▸ Exercise inputs
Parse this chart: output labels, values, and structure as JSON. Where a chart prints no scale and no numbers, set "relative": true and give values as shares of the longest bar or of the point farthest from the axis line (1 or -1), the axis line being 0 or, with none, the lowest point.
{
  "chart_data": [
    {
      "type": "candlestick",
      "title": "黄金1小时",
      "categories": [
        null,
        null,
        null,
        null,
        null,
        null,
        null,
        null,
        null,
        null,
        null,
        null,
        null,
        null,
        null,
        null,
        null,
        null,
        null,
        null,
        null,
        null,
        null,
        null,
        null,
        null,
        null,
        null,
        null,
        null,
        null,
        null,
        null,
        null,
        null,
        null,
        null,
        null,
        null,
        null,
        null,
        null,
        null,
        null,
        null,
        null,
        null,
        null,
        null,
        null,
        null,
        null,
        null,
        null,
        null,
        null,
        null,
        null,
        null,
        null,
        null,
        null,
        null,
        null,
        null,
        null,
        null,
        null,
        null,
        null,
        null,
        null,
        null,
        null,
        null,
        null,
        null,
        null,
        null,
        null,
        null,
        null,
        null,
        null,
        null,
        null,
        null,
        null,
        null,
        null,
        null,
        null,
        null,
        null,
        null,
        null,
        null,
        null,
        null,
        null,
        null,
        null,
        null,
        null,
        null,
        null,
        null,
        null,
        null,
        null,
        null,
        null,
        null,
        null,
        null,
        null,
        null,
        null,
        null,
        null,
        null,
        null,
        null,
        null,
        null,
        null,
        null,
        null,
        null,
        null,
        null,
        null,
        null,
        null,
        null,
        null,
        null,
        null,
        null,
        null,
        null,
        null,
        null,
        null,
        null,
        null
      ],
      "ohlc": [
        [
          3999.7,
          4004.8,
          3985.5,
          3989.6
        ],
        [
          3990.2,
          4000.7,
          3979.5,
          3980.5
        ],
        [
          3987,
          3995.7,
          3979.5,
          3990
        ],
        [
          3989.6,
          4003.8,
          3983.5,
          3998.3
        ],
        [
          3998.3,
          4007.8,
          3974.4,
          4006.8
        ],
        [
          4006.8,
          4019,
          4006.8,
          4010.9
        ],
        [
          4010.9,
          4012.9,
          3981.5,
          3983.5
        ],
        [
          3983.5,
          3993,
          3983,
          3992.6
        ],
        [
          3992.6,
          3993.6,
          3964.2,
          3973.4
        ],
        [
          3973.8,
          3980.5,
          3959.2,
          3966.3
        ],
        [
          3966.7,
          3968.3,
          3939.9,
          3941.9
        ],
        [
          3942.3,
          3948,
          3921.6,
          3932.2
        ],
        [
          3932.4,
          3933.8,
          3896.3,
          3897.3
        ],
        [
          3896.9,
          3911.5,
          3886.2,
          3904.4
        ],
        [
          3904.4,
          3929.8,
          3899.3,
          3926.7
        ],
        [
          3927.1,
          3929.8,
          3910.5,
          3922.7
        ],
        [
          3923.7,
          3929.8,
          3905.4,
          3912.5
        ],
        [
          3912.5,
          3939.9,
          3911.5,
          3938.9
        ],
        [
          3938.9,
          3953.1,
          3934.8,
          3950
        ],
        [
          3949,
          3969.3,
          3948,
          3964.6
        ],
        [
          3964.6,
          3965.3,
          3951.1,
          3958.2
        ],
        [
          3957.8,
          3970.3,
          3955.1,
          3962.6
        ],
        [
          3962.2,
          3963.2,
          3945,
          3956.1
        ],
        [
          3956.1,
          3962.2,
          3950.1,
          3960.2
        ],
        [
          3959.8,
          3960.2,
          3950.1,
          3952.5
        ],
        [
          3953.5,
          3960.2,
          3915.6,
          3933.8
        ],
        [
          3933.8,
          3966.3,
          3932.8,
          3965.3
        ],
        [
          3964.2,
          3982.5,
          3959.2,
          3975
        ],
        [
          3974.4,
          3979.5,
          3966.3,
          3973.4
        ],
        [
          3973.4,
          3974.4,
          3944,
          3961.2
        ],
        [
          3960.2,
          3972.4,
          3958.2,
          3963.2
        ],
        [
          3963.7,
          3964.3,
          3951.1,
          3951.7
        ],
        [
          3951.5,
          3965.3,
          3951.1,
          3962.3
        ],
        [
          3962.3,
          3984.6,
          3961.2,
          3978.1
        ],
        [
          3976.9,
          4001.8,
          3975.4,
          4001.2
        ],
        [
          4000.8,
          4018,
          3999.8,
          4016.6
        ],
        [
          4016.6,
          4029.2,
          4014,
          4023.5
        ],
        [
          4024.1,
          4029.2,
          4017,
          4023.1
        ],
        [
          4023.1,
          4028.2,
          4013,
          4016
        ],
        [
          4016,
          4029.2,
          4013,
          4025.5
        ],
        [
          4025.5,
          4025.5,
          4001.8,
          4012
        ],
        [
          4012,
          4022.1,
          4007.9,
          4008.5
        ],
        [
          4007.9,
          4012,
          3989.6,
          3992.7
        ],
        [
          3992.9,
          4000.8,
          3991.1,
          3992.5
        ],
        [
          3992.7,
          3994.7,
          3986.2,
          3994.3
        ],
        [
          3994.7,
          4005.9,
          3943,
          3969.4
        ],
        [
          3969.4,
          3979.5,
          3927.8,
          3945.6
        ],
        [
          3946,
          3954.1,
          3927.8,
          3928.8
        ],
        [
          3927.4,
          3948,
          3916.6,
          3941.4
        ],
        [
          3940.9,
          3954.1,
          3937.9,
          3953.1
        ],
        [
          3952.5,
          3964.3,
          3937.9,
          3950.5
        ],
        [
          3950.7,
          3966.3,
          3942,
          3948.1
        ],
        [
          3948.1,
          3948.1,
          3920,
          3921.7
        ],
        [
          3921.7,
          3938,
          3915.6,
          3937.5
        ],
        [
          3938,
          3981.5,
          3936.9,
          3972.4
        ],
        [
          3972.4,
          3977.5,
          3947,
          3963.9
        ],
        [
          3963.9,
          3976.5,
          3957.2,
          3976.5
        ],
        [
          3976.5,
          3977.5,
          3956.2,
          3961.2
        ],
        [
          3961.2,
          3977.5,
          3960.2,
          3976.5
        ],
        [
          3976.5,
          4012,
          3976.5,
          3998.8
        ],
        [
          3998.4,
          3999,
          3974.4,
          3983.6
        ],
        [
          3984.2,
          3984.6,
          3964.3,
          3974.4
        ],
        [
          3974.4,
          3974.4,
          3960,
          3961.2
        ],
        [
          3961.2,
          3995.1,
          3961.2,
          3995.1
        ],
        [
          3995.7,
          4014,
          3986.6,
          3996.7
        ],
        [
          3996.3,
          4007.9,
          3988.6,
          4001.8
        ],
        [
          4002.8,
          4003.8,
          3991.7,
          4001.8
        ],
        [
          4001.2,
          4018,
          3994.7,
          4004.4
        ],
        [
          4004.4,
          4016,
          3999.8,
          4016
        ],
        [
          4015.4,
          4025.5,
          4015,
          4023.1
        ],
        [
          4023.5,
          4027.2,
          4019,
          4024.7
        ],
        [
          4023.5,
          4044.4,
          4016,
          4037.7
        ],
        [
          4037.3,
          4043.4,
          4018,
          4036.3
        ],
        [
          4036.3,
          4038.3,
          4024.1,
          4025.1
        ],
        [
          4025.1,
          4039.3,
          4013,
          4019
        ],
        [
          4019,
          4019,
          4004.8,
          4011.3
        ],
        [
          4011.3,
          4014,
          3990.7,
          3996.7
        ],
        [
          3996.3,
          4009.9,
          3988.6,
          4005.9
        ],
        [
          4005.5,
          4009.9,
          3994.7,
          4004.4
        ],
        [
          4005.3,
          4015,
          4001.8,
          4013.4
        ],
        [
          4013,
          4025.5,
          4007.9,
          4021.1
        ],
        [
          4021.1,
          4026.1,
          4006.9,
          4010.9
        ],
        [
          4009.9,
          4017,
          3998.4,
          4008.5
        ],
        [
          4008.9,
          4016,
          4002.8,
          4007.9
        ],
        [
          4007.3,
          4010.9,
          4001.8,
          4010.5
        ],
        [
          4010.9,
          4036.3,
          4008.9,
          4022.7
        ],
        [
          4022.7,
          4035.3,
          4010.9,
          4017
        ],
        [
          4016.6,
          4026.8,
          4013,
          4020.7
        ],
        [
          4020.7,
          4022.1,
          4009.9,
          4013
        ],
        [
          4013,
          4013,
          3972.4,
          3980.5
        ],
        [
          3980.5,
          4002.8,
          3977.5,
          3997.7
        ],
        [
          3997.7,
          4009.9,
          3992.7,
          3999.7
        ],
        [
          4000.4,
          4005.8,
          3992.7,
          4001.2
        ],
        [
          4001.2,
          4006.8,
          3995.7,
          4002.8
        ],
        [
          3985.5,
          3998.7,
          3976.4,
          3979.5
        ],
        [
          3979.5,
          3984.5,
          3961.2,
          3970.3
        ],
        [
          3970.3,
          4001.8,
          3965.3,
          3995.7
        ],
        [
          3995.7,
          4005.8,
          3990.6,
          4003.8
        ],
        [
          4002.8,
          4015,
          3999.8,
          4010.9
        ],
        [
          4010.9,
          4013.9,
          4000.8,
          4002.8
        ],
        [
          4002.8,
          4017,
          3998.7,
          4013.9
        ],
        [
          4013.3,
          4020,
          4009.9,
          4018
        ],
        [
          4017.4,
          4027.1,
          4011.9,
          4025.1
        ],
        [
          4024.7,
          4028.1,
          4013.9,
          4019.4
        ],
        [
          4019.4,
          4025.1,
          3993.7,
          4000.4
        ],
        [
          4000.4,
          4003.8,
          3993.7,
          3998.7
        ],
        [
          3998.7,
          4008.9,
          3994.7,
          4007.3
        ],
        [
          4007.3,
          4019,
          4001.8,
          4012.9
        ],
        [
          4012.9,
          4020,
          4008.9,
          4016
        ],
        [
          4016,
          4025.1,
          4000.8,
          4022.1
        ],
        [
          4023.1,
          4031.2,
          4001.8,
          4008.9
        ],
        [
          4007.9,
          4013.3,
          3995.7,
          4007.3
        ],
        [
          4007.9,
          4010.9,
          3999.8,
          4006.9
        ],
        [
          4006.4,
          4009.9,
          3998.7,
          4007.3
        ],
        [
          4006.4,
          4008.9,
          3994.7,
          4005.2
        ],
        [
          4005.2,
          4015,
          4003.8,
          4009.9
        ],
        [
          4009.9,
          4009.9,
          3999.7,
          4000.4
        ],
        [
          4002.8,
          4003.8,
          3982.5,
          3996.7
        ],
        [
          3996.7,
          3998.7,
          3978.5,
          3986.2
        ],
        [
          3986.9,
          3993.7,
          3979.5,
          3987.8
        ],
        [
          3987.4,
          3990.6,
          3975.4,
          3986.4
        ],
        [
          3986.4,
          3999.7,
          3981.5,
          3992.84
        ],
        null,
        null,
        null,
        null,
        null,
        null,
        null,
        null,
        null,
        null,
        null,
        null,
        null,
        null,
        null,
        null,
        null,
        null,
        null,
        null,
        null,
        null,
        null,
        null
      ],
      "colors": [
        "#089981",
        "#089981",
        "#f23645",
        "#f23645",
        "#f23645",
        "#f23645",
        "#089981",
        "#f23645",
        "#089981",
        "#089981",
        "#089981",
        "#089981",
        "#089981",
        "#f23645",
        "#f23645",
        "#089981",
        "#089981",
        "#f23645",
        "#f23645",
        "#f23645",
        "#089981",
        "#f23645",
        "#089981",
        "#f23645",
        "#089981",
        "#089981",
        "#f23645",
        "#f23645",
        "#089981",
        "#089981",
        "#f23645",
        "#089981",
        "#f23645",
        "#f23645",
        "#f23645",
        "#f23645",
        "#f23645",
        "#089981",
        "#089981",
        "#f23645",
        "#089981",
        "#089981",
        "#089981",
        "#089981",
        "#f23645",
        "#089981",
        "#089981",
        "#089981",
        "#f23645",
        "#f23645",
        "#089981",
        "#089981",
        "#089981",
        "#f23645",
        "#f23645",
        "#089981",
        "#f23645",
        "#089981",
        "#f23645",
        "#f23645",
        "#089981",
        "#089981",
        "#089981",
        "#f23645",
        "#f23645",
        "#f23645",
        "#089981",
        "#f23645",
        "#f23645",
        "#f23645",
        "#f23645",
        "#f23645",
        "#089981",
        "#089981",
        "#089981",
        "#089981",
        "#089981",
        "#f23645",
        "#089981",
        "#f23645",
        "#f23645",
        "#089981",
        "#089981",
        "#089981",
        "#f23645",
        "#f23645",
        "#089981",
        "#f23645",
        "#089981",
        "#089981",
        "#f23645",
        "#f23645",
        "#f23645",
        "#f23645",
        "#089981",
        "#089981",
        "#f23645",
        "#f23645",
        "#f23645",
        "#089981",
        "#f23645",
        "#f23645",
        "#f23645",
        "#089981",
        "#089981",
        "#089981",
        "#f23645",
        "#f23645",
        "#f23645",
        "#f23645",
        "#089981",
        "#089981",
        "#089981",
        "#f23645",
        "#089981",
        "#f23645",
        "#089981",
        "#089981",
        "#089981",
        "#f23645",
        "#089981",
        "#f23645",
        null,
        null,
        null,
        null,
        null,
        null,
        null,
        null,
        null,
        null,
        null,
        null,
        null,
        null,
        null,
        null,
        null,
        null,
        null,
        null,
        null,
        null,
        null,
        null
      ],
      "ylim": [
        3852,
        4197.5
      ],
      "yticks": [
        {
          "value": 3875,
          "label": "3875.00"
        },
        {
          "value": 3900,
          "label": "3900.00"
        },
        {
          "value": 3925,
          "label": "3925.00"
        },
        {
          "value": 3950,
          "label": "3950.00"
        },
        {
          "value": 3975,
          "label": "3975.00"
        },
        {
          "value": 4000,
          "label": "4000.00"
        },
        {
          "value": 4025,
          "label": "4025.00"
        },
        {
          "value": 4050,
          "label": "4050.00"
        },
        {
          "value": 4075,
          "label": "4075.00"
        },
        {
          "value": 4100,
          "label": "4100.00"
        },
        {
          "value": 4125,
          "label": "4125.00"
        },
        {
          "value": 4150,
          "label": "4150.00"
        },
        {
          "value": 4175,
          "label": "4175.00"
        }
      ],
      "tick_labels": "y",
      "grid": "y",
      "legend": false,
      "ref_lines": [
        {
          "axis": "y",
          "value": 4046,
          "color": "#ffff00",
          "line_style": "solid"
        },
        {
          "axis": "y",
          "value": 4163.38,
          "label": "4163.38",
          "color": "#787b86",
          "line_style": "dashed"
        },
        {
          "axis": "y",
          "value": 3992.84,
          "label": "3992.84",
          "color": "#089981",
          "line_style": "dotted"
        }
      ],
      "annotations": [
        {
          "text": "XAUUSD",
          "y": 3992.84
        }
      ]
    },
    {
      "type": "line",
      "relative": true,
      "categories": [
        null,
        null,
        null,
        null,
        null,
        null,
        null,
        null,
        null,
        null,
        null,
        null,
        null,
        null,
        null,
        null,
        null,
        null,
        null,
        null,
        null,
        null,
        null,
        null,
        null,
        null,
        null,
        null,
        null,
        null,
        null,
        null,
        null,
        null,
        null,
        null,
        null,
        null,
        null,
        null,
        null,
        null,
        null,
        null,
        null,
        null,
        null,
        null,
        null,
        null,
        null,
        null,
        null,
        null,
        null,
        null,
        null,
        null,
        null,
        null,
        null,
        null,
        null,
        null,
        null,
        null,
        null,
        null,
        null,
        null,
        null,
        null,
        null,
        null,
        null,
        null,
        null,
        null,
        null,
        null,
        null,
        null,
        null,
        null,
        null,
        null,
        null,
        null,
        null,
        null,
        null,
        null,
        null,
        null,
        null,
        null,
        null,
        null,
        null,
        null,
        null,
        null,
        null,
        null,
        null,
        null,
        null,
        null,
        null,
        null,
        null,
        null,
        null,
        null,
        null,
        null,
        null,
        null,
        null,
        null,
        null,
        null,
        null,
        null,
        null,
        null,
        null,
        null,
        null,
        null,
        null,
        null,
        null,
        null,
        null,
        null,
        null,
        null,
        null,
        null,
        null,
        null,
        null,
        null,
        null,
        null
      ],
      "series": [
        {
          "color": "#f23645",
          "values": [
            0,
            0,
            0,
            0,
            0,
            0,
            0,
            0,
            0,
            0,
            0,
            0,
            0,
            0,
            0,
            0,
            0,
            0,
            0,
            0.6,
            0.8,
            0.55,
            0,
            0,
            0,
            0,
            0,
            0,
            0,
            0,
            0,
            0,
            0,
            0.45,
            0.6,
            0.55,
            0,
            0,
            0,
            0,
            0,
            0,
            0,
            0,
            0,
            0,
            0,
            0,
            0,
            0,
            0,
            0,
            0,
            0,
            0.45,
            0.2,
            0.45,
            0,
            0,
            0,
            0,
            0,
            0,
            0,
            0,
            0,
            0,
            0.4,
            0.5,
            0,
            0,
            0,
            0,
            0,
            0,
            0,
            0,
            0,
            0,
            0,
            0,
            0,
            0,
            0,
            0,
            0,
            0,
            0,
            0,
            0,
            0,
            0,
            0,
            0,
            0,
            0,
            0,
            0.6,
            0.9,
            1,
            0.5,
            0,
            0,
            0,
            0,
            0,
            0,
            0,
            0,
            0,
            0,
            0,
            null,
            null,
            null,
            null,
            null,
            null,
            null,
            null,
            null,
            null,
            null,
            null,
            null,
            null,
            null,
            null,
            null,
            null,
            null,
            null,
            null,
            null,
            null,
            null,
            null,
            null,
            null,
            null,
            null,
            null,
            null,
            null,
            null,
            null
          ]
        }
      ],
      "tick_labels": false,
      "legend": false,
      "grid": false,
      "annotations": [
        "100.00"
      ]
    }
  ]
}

▸ Objective
Among the lines of the material, find those that hold the word "relative" and copy them.

▸ Answer to this exercise
Parse this chart: output labels, values, and structure as JSON. Where a chart prints no scale and no numbers, set "relative": true and give values as shares of the longest bar or of the point farthest from the axis line (1 or -1), the axis line being 0 or, with none, the lowest point.
      "relative": true,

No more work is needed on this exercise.